> [Exercises]:
- 1) Decide whether each statement below agrees with the page on PAI DLC nodes in DataWorks. Answer yes or no for each, and quote the words of the page that settle it.
(a) Each run of a PAI DLC node generates a new DLC task on the DLC platform of PAI.
(b) The shared resource group for scheduling can be used to run PAI DLC tasks.
(c) Any RAM user can perform one-click authorization.
- 2) Pick up the page on PAI DLC nodes in DataWorks after its last sentence and continue it.

Deep Learning Containers (DLC) of Platform for AI (PAI) is used to run training tasks in a distributed manner. DataWorks provides PAI DLC nodes. You can use this type of node to load existing DLC tasks and configure scheduling dependencies to implement periodic scheduling of DLC tasks.
Prerequisites
DataWorks is authorized to access PAI.
You can complete the authorization with one click on the authorization page. For more information about the service-linked role that is created based on the authorization, see Role 1: AliyunServiceRoleForDataworksEngine. Only an Alibaba Cloud account or a RAM user to which the AliyunDataWorksFullAccess policy is attached can perform one-click authorization.
A workflow is created.
In DataStudio, development operations are performed on different development engines based on workflows. You must create a workflow before you can create a node. For more information, see Create a workflow.
Precautions
Each time a PAI DLC node is run, a new DLC task is generated on the DLC platform of PAI. To prevent multiple tasks that have the same name from being generated in PAI when you use DataWorks to periodically schedule PAI DLC nodes, we recommend that you configure an appropriate scheduling cycle based on your business requirements when you develop DLC tasks in DataWorks. We also recommend that you add a datetime variable to the task name and assign a time-based scheduling parameter to the variable as a value. This way, you can add a date and time to the task name. For more information, see the Step 2: Develop a PAI DLC task section in this topic.
You cannot use the shared resource group for scheduling to run PAI DLC tasks.

> [Stored rows]:
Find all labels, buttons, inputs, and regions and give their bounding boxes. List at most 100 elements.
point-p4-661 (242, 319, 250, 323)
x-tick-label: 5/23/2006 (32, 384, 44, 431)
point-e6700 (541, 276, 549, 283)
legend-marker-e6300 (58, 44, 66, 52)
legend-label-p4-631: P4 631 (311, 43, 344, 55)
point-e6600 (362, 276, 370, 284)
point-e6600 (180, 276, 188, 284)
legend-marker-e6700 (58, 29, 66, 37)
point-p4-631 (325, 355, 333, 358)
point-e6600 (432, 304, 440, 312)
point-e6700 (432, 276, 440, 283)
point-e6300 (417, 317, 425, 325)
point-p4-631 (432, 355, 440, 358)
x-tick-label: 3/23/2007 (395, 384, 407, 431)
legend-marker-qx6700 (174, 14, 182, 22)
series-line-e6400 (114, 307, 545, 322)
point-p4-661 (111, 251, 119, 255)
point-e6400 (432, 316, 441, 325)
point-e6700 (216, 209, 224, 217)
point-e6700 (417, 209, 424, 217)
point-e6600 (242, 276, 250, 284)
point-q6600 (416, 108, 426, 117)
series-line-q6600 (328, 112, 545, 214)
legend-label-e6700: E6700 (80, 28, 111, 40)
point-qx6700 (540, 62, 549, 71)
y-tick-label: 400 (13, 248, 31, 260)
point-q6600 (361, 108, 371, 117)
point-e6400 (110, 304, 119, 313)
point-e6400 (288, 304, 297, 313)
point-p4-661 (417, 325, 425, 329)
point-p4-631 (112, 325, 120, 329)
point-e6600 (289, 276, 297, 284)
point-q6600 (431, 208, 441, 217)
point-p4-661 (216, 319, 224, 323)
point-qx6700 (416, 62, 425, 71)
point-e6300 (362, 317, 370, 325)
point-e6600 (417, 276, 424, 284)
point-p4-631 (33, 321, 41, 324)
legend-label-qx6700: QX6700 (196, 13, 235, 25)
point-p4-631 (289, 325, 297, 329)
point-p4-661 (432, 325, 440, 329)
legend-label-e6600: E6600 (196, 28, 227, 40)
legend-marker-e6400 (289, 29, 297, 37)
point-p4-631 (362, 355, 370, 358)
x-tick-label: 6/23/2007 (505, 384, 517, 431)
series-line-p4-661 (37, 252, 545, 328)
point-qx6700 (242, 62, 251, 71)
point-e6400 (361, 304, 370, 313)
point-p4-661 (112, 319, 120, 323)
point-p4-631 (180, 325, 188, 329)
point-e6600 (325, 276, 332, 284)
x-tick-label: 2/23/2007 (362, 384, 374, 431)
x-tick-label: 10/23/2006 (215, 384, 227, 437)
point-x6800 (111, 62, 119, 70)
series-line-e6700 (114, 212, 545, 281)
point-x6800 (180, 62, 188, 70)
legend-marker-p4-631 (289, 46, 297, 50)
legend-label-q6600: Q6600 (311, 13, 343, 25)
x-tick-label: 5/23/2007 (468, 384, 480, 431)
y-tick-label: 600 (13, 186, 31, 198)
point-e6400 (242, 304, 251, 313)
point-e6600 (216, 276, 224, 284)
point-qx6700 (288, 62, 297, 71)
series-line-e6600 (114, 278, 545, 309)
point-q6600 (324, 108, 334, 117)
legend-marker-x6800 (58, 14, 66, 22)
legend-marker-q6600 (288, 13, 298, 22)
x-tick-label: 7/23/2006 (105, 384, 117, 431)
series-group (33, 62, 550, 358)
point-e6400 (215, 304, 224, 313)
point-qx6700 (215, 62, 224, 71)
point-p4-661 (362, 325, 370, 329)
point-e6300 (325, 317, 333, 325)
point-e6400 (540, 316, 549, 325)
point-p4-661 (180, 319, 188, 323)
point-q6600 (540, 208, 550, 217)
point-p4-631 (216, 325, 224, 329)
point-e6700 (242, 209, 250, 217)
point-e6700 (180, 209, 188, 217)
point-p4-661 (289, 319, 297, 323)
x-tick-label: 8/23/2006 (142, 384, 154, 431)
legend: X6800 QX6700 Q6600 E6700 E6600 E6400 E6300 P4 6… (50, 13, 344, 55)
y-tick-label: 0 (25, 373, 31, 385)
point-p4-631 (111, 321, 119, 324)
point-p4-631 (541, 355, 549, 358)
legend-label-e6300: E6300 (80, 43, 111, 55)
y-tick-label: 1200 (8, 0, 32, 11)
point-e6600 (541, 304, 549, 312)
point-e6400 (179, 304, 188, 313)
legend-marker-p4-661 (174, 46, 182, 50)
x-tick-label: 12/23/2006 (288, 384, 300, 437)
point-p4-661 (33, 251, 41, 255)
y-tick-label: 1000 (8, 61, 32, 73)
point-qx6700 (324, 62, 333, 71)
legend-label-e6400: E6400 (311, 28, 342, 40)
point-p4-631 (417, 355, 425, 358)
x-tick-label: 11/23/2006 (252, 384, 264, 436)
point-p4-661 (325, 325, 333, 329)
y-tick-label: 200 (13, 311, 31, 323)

> [Set of answers]:
- 1)
(a) Yes: "Each time a PAI DLC node is run, a new DLC task is generated on the DLC platform of PAI."
(b) No: "You cannot use the shared resource group for scheduling to run PAI DLC tasks."
(c) No: "Only an Alibaba Cloud account or a RAM user to which the AliyunDataWorksFullAccess policy is attached can perform one-click authorization."

- 2)
The operations described in this topic are performed in the China (Shanghai) region. You can perform operations in other regions based on the instructions displayed in the DataWorks console.
Step 1: Create a PAI DLC node
Go to the DataStudio page.
Log on to the DataWorks console. In the top navigation bar, select the desired region. In the left-side navigation pane, choose . On the page that appears, select the desired workspace from the drop-down list and click Go to Data Development.
On the DataStudio page, find the desired workflow, right-click the workflow name, and then choose
.In the Create Node dialog box, configure the Name parameter and click Confirm. Then, you can use the node to develop tasks and configure task scheduling properties.
Step 2: Develop a PAI DLC task
Develop task code: Simple example
On the configuration tab of the PAI DLC node, you can use one of the following methods to write DLC task code:
Write task code based on an existing DLC task.
You can load a DLC task that is created in PAI by task name. After you load the task, the DLC node editor generates node code based on the configurations of the task in PAI. Then, you can modify task configurations based on the code.
NoteIf you do not have the required permissions to load or create a task, follow the on-screen instructions to obtain the required permissions.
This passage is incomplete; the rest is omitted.